> **STATED EXERCISE**
Reproduce everything from the start of the records down to and including the line containing "tab-favicon-icon <box>216 24 241 48</box>", character for character.

* BEGIN SUPPLIED MATERIAL *

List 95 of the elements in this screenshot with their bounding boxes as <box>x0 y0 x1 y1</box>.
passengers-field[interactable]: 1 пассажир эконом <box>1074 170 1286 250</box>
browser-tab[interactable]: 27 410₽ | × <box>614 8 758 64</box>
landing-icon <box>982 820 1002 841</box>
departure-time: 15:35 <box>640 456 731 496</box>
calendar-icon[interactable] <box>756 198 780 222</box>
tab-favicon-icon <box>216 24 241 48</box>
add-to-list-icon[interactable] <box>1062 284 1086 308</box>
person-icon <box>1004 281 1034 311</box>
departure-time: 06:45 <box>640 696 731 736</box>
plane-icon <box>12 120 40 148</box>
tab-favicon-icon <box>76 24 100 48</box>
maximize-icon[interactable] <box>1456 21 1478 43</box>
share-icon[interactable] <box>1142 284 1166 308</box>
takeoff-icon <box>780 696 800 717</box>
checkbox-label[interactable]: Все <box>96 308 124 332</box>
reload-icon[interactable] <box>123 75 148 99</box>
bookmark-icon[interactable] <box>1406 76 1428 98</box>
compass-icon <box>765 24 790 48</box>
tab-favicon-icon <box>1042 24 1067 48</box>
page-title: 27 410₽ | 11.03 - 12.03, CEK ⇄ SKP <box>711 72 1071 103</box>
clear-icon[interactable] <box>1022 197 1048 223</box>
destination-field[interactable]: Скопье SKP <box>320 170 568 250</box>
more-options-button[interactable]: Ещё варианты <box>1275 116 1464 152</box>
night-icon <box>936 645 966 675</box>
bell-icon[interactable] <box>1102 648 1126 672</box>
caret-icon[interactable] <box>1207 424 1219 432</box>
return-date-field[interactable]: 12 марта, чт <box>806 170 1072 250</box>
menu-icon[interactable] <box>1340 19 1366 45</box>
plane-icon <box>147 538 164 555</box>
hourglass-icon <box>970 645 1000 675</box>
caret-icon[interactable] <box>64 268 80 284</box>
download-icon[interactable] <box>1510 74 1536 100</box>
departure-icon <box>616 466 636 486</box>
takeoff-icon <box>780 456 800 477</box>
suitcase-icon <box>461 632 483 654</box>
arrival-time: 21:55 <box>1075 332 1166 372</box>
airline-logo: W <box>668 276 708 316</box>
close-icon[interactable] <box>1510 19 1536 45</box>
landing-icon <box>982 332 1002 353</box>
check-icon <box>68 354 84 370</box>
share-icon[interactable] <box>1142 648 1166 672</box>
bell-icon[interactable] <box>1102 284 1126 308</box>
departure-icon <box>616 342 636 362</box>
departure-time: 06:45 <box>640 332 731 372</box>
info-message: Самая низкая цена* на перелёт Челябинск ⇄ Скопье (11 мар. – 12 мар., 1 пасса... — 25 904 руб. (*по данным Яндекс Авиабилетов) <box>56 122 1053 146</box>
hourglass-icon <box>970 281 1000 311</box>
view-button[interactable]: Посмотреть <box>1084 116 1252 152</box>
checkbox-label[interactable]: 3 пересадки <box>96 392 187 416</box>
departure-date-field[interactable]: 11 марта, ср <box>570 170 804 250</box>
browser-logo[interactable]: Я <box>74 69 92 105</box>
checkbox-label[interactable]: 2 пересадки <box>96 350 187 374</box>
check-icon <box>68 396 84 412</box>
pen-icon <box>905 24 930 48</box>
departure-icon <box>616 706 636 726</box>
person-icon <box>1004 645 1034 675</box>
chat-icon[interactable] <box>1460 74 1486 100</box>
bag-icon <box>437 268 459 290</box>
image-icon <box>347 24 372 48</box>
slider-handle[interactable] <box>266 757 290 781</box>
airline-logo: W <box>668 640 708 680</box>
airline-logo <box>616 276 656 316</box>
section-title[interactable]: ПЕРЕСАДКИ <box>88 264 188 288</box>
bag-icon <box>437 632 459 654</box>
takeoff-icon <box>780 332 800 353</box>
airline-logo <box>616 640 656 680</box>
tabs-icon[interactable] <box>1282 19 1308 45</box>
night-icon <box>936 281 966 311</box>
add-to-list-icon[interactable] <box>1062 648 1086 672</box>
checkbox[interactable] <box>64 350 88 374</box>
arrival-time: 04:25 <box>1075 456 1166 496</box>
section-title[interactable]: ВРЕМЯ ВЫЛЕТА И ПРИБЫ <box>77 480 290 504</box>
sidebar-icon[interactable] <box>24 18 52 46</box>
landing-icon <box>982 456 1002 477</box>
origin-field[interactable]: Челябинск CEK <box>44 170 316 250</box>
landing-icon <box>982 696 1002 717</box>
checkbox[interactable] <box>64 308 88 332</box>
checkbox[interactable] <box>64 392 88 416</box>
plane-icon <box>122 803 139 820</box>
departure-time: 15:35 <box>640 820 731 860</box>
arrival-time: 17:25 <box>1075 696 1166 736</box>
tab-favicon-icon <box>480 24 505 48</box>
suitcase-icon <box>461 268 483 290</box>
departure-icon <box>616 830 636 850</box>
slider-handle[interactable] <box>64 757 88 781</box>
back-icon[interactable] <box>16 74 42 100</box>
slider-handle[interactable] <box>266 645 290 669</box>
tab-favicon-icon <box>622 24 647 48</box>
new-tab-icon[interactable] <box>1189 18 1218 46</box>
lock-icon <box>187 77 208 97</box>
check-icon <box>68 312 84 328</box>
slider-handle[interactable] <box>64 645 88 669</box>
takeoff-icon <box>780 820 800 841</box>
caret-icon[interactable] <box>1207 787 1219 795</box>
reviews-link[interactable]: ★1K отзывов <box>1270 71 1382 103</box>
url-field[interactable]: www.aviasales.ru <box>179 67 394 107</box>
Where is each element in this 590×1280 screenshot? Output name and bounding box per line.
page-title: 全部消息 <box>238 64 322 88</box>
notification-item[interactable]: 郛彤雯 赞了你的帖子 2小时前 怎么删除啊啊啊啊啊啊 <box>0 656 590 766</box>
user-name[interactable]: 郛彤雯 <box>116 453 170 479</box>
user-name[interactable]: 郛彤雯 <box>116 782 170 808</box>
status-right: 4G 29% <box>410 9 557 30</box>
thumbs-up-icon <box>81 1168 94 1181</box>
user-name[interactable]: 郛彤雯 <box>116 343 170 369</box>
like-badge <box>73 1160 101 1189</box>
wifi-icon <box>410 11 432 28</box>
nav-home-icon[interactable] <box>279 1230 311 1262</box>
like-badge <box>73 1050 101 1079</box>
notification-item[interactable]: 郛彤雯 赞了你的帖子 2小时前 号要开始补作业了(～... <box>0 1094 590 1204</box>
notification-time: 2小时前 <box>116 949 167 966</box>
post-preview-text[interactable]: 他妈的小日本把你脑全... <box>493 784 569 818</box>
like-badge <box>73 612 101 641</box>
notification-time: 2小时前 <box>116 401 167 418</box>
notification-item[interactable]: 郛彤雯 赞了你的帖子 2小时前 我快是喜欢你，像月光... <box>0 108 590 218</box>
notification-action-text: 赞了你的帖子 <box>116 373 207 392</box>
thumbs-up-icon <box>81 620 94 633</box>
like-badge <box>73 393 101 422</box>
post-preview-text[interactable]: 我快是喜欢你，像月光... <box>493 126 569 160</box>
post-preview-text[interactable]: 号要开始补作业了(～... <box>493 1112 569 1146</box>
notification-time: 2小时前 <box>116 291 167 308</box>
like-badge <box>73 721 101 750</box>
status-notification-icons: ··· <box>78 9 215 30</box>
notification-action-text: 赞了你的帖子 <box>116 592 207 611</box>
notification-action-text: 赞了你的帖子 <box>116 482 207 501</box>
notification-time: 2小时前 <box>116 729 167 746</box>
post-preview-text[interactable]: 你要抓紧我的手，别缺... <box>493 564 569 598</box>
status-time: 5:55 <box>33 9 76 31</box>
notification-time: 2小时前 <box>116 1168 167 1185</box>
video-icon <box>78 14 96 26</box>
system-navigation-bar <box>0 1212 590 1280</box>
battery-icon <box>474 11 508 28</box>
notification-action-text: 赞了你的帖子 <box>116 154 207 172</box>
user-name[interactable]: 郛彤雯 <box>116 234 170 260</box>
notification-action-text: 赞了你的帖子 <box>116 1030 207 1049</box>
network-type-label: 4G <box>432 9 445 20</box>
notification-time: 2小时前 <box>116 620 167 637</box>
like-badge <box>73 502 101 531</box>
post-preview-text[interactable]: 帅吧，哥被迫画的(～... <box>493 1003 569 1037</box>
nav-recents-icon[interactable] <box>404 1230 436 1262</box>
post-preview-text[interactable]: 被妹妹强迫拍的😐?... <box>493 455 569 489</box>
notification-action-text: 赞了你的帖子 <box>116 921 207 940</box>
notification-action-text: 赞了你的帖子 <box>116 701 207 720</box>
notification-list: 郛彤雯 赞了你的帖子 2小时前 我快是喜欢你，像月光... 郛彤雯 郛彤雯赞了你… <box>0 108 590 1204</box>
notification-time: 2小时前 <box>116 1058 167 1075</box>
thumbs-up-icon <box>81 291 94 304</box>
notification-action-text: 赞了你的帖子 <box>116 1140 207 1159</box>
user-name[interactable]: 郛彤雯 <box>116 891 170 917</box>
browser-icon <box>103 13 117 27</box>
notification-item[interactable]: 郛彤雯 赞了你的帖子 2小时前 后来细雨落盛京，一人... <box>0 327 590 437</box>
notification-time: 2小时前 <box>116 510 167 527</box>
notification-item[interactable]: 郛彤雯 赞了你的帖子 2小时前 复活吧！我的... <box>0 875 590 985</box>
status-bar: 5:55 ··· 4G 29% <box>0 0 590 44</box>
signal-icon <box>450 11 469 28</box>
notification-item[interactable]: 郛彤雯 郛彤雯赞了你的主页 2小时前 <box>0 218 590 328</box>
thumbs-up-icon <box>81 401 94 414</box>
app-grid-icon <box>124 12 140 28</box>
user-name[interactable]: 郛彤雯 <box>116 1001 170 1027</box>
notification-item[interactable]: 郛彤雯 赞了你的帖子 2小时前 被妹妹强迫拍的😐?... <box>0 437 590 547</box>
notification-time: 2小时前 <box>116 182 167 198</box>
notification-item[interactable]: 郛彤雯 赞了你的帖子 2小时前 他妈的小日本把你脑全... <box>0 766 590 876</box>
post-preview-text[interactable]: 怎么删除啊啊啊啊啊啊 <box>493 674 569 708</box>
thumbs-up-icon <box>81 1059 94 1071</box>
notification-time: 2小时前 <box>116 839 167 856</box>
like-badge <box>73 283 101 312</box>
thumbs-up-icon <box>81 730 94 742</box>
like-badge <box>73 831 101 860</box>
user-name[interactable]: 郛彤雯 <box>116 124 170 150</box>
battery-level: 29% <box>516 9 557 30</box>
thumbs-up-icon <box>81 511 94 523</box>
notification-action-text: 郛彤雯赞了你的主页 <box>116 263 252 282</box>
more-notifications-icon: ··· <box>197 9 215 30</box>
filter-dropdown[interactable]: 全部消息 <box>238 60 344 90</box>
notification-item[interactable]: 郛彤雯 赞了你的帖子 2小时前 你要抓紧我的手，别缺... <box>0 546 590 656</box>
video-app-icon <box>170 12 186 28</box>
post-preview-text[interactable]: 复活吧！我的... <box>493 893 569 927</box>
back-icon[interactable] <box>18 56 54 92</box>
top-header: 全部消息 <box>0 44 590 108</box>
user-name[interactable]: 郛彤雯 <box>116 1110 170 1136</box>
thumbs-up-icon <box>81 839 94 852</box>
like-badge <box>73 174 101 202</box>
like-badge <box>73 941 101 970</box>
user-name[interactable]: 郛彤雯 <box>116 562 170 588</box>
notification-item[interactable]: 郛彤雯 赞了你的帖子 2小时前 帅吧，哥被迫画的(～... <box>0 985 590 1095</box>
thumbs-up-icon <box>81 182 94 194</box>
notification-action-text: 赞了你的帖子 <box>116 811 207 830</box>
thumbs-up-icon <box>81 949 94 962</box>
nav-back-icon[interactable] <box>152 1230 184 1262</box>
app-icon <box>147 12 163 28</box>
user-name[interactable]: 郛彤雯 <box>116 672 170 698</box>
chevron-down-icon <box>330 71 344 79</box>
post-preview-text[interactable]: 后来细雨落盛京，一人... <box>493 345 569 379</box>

* END SUPPLIED MATERIAL *

> **RESULT OF THIS TASK**
List 95 of the elements in this screenshot with their bounding boxes as <box>x0 y0 x1 y1</box>.
passengers-field[interactable]: 1 пассажир эконом <box>1074 170 1286 250</box>
browser-tab[interactable]: 27 410₽ | × <box>614 8 758 64</box>
landing-icon <box>982 820 1002 841</box>
departure-time: 15:35 <box>640 456 731 496</box>
calendar-icon[interactable] <box>756 198 780 222</box>
tab-favicon-icon <box>216 24 241 48</box>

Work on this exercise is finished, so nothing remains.